AIM OF THE TASK:
Check each line of the material below for "تلاحظ", then copy the ones that contain it.

RECORD SET:
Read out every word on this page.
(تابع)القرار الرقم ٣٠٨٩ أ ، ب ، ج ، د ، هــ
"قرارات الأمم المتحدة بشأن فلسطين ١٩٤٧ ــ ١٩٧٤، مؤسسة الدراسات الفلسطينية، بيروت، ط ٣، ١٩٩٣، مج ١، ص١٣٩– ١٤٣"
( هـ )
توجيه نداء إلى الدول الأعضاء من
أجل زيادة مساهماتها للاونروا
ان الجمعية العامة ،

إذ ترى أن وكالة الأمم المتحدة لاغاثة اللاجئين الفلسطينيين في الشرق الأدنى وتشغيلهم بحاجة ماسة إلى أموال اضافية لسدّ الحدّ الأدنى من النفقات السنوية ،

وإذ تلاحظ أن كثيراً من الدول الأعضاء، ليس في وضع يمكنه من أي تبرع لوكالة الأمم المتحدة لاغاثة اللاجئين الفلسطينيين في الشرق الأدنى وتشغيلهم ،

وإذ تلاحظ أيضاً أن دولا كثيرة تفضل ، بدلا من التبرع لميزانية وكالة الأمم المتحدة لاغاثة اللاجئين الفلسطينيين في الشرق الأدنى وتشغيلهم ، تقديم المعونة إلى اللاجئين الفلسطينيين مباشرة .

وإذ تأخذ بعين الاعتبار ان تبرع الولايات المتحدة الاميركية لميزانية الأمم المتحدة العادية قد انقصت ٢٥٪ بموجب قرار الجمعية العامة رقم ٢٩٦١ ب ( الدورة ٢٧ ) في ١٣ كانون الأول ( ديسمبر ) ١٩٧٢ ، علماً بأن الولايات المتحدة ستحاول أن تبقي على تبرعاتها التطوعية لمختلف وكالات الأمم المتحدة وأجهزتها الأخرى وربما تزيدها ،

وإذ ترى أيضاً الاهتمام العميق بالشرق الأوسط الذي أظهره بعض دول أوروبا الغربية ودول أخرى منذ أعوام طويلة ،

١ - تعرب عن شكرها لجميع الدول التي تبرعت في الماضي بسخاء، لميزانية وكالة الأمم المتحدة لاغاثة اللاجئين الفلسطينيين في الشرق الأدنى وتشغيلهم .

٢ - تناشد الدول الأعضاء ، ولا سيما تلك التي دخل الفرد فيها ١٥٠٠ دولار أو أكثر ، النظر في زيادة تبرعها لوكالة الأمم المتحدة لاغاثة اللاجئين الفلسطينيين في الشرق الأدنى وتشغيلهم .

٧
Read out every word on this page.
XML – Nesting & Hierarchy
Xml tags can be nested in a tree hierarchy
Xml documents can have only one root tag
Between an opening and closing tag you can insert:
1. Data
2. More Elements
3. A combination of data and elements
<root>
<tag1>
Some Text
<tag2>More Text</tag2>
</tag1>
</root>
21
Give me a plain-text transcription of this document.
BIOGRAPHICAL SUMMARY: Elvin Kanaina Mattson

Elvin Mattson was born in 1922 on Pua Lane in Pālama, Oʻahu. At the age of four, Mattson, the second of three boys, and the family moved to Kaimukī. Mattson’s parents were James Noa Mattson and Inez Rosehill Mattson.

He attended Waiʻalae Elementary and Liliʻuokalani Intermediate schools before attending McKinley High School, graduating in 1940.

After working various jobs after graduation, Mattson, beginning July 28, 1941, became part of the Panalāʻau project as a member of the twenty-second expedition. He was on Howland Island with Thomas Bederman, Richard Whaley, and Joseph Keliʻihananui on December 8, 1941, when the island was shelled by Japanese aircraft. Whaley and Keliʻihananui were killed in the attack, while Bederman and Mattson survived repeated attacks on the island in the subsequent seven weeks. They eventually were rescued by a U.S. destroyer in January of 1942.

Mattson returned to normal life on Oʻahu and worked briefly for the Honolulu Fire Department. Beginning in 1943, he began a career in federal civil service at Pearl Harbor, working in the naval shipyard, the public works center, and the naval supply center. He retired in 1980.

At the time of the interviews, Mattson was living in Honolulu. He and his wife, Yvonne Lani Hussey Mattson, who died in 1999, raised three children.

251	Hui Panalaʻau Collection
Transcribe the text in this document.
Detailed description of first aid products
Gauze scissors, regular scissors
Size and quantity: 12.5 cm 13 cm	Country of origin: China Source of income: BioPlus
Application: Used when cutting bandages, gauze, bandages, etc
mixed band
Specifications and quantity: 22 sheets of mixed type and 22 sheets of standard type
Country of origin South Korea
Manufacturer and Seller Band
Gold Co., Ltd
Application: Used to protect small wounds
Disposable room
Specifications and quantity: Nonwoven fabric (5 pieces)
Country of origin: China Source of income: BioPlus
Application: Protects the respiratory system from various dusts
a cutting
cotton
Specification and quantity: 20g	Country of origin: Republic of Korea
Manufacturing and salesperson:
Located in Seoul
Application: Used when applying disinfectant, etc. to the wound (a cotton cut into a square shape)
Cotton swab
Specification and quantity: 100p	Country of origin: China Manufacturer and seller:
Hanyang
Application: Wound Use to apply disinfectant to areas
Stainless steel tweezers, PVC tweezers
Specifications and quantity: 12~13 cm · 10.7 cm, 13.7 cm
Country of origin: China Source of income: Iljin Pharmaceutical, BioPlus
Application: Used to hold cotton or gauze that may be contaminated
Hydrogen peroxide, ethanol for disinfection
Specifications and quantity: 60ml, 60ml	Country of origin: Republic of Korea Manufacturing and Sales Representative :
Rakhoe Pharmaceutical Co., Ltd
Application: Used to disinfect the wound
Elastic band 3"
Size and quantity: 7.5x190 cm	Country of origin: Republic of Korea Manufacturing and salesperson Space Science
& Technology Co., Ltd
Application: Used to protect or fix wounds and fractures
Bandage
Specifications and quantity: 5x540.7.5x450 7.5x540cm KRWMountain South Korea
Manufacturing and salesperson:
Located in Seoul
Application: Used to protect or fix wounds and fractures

TASK OUTPUT:
وإذ تلاحظ أن كثيراً من الدول الأعضاء، ليس في وضع يمكنه من أي تبرع لوكالة الأمم المتحدة لاغاثة اللاجئين الفلسطينيين في الشرق الأدنى وتشغيلهم ،
وإذ تلاحظ أيضاً أن دولا كثيرة تفضل ، بدلا من التبرع لميزانية وكالة الأمم المتحدة لاغاثة اللاجئين الفلسطينيين في الشرق الأدنى وتشغيلهم ، تقديم المعونة إلى اللاجئين الفلسطينيين مباشرة .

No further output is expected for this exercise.